== LISTED RECORDS

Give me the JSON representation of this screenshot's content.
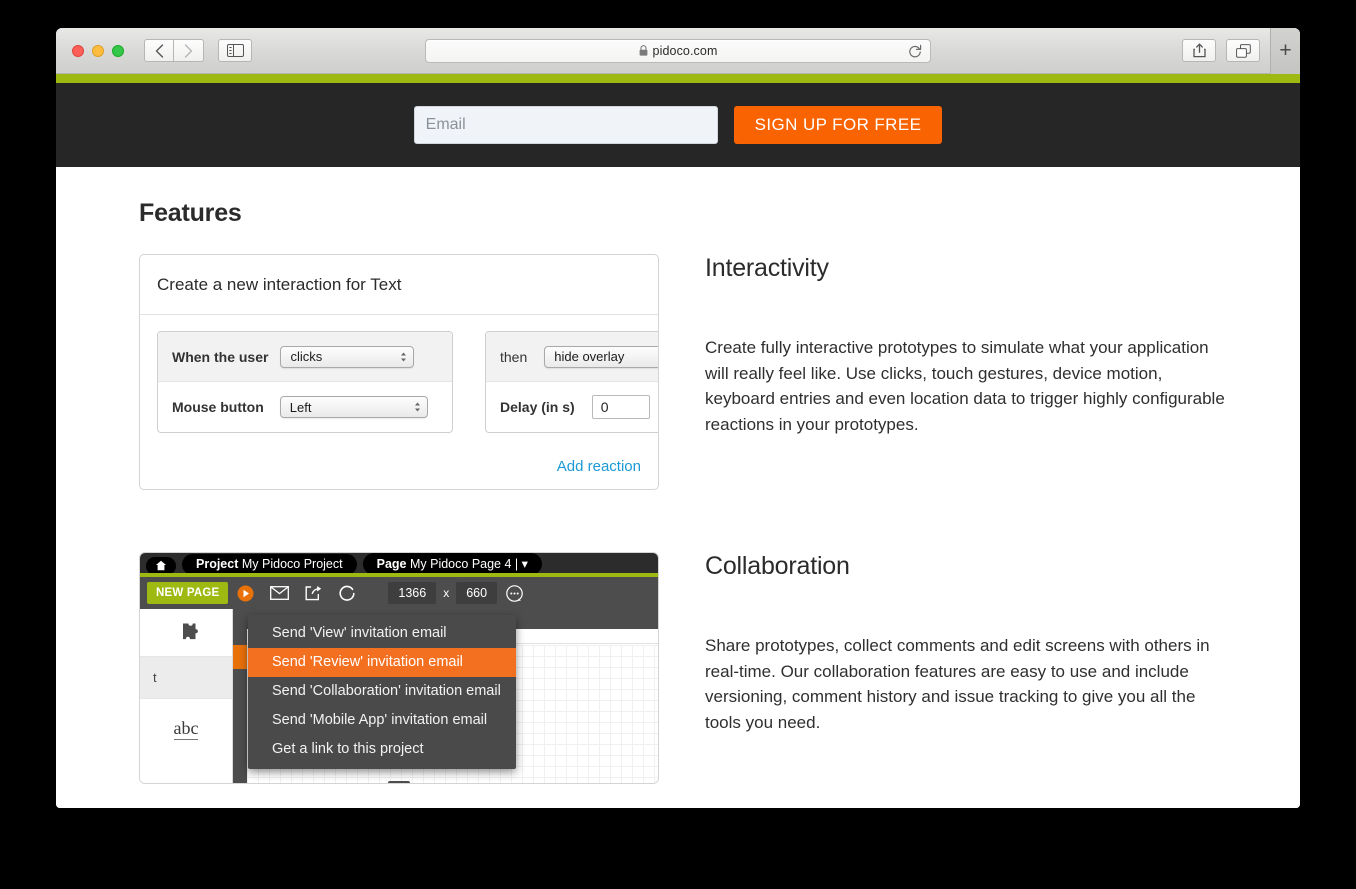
{
  "browser": {
    "address": "pidoco.com",
    "lock_icon": "lock-icon",
    "reload_icon": "reload-icon",
    "back_icon": "chevron-left-icon",
    "forward_icon": "chevron-right-icon",
    "sidebar_icon": "sidebar-toggle-icon",
    "share_icon": "share-icon",
    "tabs_icon": "show-tabs-icon",
    "newtab_label": "+",
    "accent_green": "#9fb913"
  },
  "signup": {
    "email_placeholder": "Email",
    "email_value": "",
    "button_label": "SIGN UP FOR FREE",
    "button_color": "#f96302"
  },
  "page": {
    "section_title": "Features"
  },
  "features": [
    {
      "heading": "Interactivity",
      "paragraph": "Create fully interactive prototypes to simulate what your application will really feel like. Use clicks, touch gestures, device motion, keyboard entries and even location data to trigger highly configurable reactions in your prototypes."
    },
    {
      "heading": "Collaboration",
      "paragraph": "Share prototypes, collect comments and edit screens with others in real-time. Our collaboration features are easy to use and include versioning, comment history and issue tracking to give you all the tools you need."
    }
  ],
  "interaction_dialog": {
    "title": "Create a new interaction for Text",
    "when_label": "When the user",
    "when_value": "clicks",
    "mouse_label": "Mouse button",
    "mouse_value": "Left",
    "then_label": "then",
    "then_value": "hide overlay",
    "delay_label": "Delay (in s)",
    "delay_value": "0",
    "add_reaction_label": "Add reaction",
    "link_color": "#1b9ad6"
  },
  "editor": {
    "home_icon": "home-icon",
    "project_prefix": "Project",
    "project_name": "My Pidoco Project",
    "page_prefix": "Page",
    "page_name": "My Pidoco Page 4  |  ▾",
    "new_page_label": "NEW PAGE",
    "play_icon": "play-icon",
    "mail_icon": "envelope-icon",
    "share_icon": "share-arrow-icon",
    "refresh_icon": "refresh-icon",
    "width_value": "1366",
    "dim_separator": "x",
    "height_value": "660",
    "more_icon": "more-options-icon",
    "puzzle_icon": "puzzle-piece-icon",
    "tool_row_label": "t",
    "text_tool_label": "abc",
    "lines_icon": "stack-lines-icon",
    "menu_items": [
      {
        "label": "Send 'View' invitation email",
        "active": false
      },
      {
        "label": "Send 'Review' invitation email",
        "active": true
      },
      {
        "label": "Send 'Collaboration' invitation email",
        "active": false
      },
      {
        "label": "Send 'Mobile App' invitation email",
        "active": false
      },
      {
        "label": "Get a link to this project",
        "active": false
      }
    ],
    "highlight_color": "#f37021"
  }
}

====

AIM:
Give only the count of lines in this material that contain the string "clicks".

RESULT:
2